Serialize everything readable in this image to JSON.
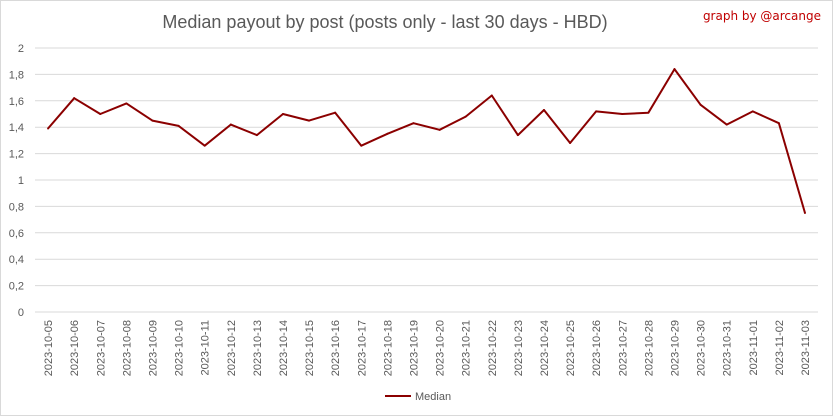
{
  "title": "Median payout by post (posts only - last 30 days - HBD)",
  "credit": "graph by @arcange",
  "colors": {
    "series": "#8b0000",
    "grid": "#d9d9d9",
    "text": "#595959",
    "credit": "#c00000"
  },
  "chart_data": {
    "type": "line",
    "title": "Median payout by post (posts only - last 30 days - HBD)",
    "xlabel": "",
    "ylabel": "",
    "ylim": [
      0,
      2
    ],
    "yticks": [
      "0",
      "0,2",
      "0,4",
      "0,6",
      "0,8",
      "1",
      "1,2",
      "1,4",
      "1,6",
      "1,8",
      "2"
    ],
    "grid": true,
    "legend": "bottom",
    "categories": [
      "2023-10-05",
      "2023-10-06",
      "2023-10-07",
      "2023-10-08",
      "2023-10-09",
      "2023-10-10",
      "2023-10-11",
      "2023-10-12",
      "2023-10-13",
      "2023-10-14",
      "2023-10-15",
      "2023-10-16",
      "2023-10-17",
      "2023-10-18",
      "2023-10-19",
      "2023-10-20",
      "2023-10-21",
      "2023-10-22",
      "2023-10-23",
      "2023-10-24",
      "2023-10-25",
      "2023-10-26",
      "2023-10-27",
      "2023-10-28",
      "2023-10-29",
      "2023-10-30",
      "2023-10-31",
      "2023-11-01",
      "2023-11-02",
      "2023-11-03"
    ],
    "series": [
      {
        "name": "Median",
        "values": [
          1.39,
          1.62,
          1.5,
          1.58,
          1.45,
          1.41,
          1.26,
          1.42,
          1.34,
          1.5,
          1.45,
          1.51,
          1.26,
          1.35,
          1.43,
          1.38,
          1.48,
          1.64,
          1.34,
          1.53,
          1.28,
          1.52,
          1.5,
          1.51,
          1.84,
          1.57,
          1.42,
          1.52,
          1.43,
          0.75
        ]
      }
    ]
  }
}
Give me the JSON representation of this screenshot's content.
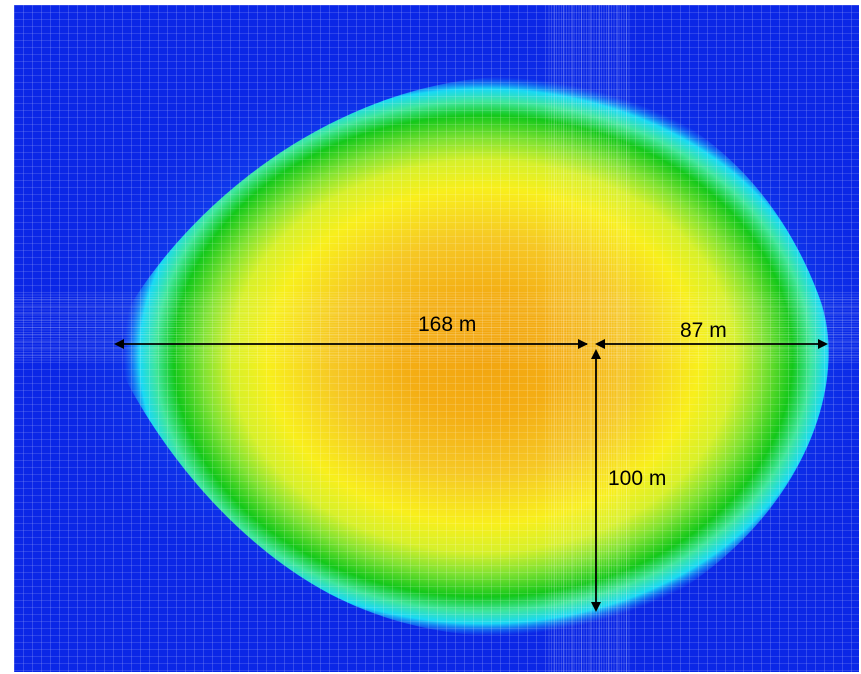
{
  "figure": {
    "colormap": [
      "#0000e6",
      "#1a6cff",
      "#17d6ff",
      "#31e36d",
      "#11cc11",
      "#aaee33",
      "#f7f21c",
      "#f6c624",
      "#f3aa12"
    ],
    "background_color": "#0b27e6",
    "mesh_line_color": "#ffffff",
    "arrow_color": "#000000"
  },
  "dimensions": [
    {
      "label": "168 m",
      "value_m": 168,
      "direction": "horizontal-left"
    },
    {
      "label": "87 m",
      "value_m": 87,
      "direction": "horizontal-right"
    },
    {
      "label": "100 m",
      "value_m": 100,
      "direction": "vertical-down"
    }
  ]
}
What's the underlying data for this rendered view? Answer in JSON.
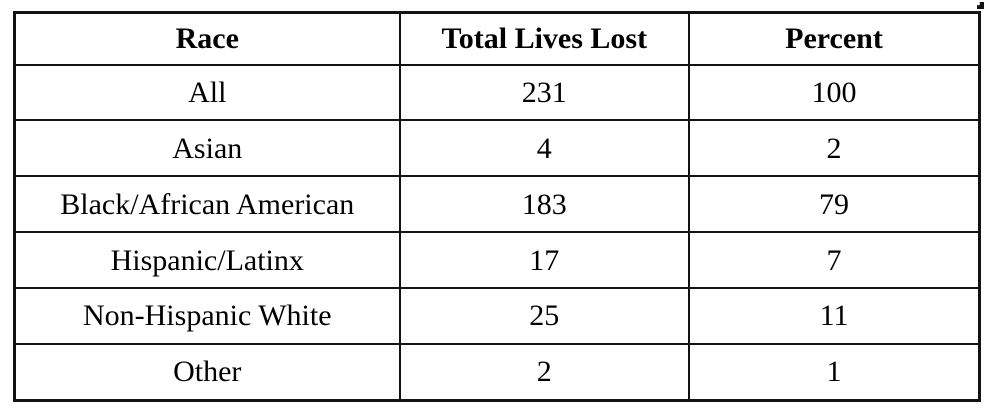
{
  "colors": {
    "background": "#ffffff",
    "border": "#131313",
    "text": "#000000"
  },
  "chart_data": {
    "type": "table",
    "columns": [
      "Race",
      "Total Lives Lost",
      "Percent"
    ],
    "rows": [
      [
        "All",
        "231",
        "100"
      ],
      [
        "Asian",
        "4",
        "2"
      ],
      [
        "Black/African American",
        "183",
        "79"
      ],
      [
        "Hispanic/Latinx",
        "17",
        "7"
      ],
      [
        "Non-Hispanic White",
        "25",
        "11"
      ],
      [
        "Other",
        "2",
        "1"
      ]
    ]
  }
}
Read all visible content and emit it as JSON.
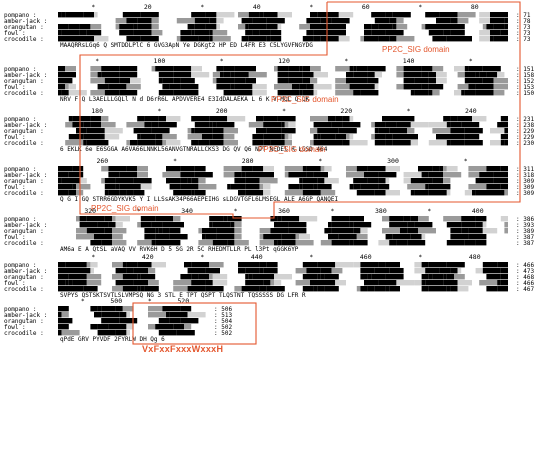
{
  "species": [
    "pompano",
    "amber-jack",
    "orangutan",
    "fowl",
    "crocodile"
  ],
  "colors": {
    "identical": "#000000",
    "similar": "#9a9a9a",
    "weak": "#d2d2d2",
    "domain": "#e4572e"
  },
  "blocks": [
    {
      "ticks": [
        "*",
        "20",
        "*",
        "40",
        "*",
        "60",
        "*",
        "80"
      ],
      "counts": [
        "71",
        "78",
        "73",
        "73",
        "73"
      ],
      "consensus": "MAAQRRsLGq6 Q     SMTDDLPlC  6 GVG3ApN   Ye  DGKgt2 HP ED    L4FR E3  C5LYGVFNGYDG"
    },
    {
      "ticks": [
        "*",
        "100",
        "*",
        "120",
        "*",
        "140",
        "*"
      ],
      "counts": [
        "151",
        "158",
        "152",
        "153",
        "150"
      ],
      "consensus": "NRV  F   Q  L3AELLLGQLl   N d D6rR6L APDVVERE4 E3IdDALAEKA    L   6   K  V  MQL Q QK"
    },
    {
      "ticks": [
        "180",
        "*",
        "200",
        "*",
        "220",
        "*",
        "240"
      ],
      "counts": [
        "231",
        "238",
        "229",
        "229",
        "230"
      ],
      "consensus": "6 EKLK 6e E6SGGA A6VA66LNNKL56ANVGTNRALLCKS3 DG QV Q6 NJT NEDEl R   LGSD  464"
    },
    {
      "ticks": [
        "260",
        "*",
        "280",
        "*",
        "300",
        "*"
      ],
      "counts": [
        "311",
        "318",
        "309",
        "309",
        "309"
      ],
      "consensus": "Q G I GQ STRR6GDYKVK5 Y  I LLSsAK34P66AEPEIHG  sLDGVTGFL6LMSEGL ALE  A6GP QANQEI"
    },
    {
      "ticks": [
        "320",
        "*",
        "340",
        "*",
        "360",
        "*",
        "380",
        "*",
        "400"
      ],
      "counts": [
        "386",
        "393",
        "389",
        "387",
        "387"
      ],
      "consensus": "AM6a E A QtSL aVAQ VV RVK6H D 5 SG 2R 5C RHEDMTLLR   PL     l3Pt   qGGK6YP"
    },
    {
      "ticks": [
        "*",
        "420",
        "*",
        "440",
        "*",
        "460",
        "*",
        "480"
      ],
      "counts": [
        "466",
        "473",
        "468",
        "466",
        "467"
      ],
      "consensus": "SVPYS  QSTSKTSVTLSLVMPSQ  NG  3 STL E TPT   QSPT TLQSTNT TQSSSSS DG LFR R"
    },
    {
      "ticks": [
        "*",
        "500",
        "*",
        "520"
      ],
      "counts": [
        "506",
        "513",
        "504",
        "502",
        "502"
      ],
      "consensus": "qPdE GRV PYVDF 2FYRLW DH  Qg 6"
    }
  ],
  "domains": [
    "PP2C_SIG domain",
    "PP2C_SIG domain",
    "PP2C_SIG domain",
    "PP2C_SIG domain"
  ],
  "motif": "VxFxxFxxxWxxxH"
}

——————

PROMPT: Go through the lines above. Select every one that has the string "credit".

RESULT OF THIS EXERCISE:
  "credit": "graph by @arcange",
    "credit": "#c00000"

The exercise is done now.